From the entries below, list each line with "text".

→ Dataset records
◇ ◇ ◇ ◇ ◇ ◇ ◇

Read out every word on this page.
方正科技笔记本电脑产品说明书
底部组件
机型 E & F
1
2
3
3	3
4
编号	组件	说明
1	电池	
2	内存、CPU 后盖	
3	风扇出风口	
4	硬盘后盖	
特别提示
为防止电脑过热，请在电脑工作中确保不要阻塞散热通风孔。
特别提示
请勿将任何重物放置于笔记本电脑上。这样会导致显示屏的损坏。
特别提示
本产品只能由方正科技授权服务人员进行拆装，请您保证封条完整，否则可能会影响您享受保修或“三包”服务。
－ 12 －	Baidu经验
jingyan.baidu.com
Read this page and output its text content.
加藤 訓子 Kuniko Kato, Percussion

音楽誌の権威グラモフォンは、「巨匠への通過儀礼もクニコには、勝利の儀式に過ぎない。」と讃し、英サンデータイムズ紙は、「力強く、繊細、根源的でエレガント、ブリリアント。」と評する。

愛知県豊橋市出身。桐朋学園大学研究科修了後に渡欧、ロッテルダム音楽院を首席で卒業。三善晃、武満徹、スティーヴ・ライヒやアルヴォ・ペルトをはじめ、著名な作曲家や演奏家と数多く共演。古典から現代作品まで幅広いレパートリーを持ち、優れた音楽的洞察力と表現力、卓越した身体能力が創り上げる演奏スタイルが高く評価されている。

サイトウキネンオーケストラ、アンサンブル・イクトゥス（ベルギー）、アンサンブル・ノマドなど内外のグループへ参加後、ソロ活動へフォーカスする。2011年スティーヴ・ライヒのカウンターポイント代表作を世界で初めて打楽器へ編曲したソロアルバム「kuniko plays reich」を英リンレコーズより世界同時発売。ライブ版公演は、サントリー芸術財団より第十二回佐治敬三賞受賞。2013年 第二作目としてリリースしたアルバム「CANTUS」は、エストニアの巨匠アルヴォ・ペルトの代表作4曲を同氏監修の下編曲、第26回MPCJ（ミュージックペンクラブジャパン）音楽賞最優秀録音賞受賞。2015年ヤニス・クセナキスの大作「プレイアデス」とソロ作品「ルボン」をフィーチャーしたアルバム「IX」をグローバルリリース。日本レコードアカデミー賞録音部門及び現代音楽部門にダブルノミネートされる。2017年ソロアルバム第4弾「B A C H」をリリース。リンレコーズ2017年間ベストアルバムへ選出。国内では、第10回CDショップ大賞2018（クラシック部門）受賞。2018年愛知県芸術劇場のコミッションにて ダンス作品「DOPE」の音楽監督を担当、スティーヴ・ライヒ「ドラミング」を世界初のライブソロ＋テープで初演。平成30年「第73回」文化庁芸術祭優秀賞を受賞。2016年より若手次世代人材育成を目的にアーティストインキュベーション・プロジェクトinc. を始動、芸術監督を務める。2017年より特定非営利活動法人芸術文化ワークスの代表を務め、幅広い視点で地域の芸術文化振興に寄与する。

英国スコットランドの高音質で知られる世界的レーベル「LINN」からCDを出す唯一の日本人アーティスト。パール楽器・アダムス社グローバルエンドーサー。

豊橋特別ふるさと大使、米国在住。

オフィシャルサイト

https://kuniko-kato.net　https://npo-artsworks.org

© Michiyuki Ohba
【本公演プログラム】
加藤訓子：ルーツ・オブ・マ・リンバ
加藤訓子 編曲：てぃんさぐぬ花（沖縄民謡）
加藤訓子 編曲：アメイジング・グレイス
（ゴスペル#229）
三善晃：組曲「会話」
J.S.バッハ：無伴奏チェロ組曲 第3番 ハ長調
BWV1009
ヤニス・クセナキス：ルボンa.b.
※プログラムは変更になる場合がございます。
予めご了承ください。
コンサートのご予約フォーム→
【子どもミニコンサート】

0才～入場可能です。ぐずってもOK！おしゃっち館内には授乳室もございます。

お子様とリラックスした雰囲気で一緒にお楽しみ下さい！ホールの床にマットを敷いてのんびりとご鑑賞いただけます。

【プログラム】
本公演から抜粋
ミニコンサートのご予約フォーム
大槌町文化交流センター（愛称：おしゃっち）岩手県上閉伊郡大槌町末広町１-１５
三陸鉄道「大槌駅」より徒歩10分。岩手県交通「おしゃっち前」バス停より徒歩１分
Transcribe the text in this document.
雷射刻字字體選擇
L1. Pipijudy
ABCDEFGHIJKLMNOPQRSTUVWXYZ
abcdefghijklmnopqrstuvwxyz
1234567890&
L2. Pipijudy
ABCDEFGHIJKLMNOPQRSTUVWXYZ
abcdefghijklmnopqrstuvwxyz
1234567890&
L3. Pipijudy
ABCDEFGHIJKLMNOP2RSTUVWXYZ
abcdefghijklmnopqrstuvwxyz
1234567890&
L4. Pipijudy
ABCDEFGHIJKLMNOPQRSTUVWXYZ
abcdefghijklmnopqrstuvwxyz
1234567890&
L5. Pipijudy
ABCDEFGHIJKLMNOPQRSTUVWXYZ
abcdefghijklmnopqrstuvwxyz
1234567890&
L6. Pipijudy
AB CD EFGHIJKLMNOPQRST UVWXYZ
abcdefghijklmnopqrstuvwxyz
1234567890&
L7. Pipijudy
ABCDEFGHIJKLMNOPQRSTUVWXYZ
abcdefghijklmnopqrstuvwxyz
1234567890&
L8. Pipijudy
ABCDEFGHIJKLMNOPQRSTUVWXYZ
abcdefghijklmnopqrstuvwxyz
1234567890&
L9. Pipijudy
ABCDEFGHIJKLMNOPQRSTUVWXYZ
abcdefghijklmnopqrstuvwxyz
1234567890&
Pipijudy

◇ ◇ ◇ ◇ ◇ ◇ ◇

→ Correct output
Read this page and output its text content.
Transcribe the text in this document.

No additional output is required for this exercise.